## Problem requirements
All the entries need to be quoted exactly, apart from the pictures, which you should drop.

## Data for this task

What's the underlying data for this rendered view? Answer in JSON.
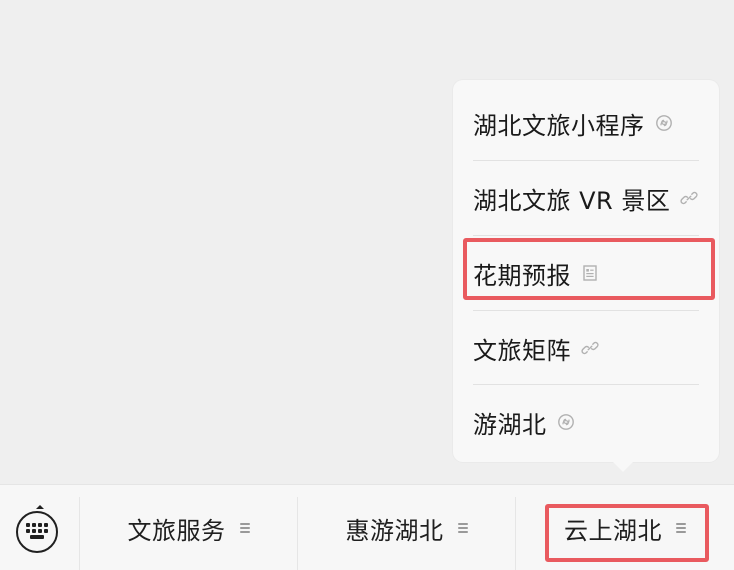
{
  "menu": {
    "items": [
      {
        "label": "湖北文旅小程序",
        "icon": "mini-program-icon"
      },
      {
        "label": "湖北文旅 VR 景区",
        "icon": "link-icon"
      },
      {
        "label": "花期预报",
        "icon": "article-icon"
      },
      {
        "label": "文旅矩阵",
        "icon": "link-icon"
      },
      {
        "label": "游湖北",
        "icon": "mini-program-icon"
      }
    ]
  },
  "bottom_bar": {
    "tabs": [
      {
        "label": "文旅服务",
        "icon": "menu-icon"
      },
      {
        "label": "惠游湖北",
        "icon": "menu-icon"
      },
      {
        "label": "云上湖北",
        "icon": "menu-icon"
      }
    ],
    "keyboard_icon": "keyboard-icon"
  },
  "colors": {
    "background": "#efefef",
    "popup": "#f8f8f8",
    "highlight": "#e95a5f",
    "text": "#1a1a1a",
    "icon_gray": "#9a9a9a"
  }
}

## Output for this exercise
What's the underlying data for this rendered view? Answer in JSON.
{
  "menu": {
    "items": [
      {
        "label": "湖北文旅小程序",
        "icon": "mini-program-icon"
      },
      {
        "label": "湖北文旅 VR 景区",
        "icon": "link-icon"
      },
      {
        "label": "花期预报",
        "icon": "article-icon"
      },
      {
        "label": "文旅矩阵",
        "icon": "link-icon"
      },
      {
        "label": "游湖北",
        "icon": "mini-program-icon"
      }
    ]
  },
  "bottom_bar": {
    "tabs": [
      {
        "label": "文旅服务",
        "icon": "menu-icon"
      },
      {
        "label": "惠游湖北",
        "icon": "menu-icon"
      },
      {
        "label": "云上湖北",
        "icon": "menu-icon"
      }
    ],
    "keyboard_icon": "keyboard-icon"
  },
  "colors": {
    "background": "#efefef",
    "popup": "#f8f8f8",
    "highlight": "#e95a5f",
    "text": "#1a1a1a",
    "icon_gray": "#9a9a9a"
  }
}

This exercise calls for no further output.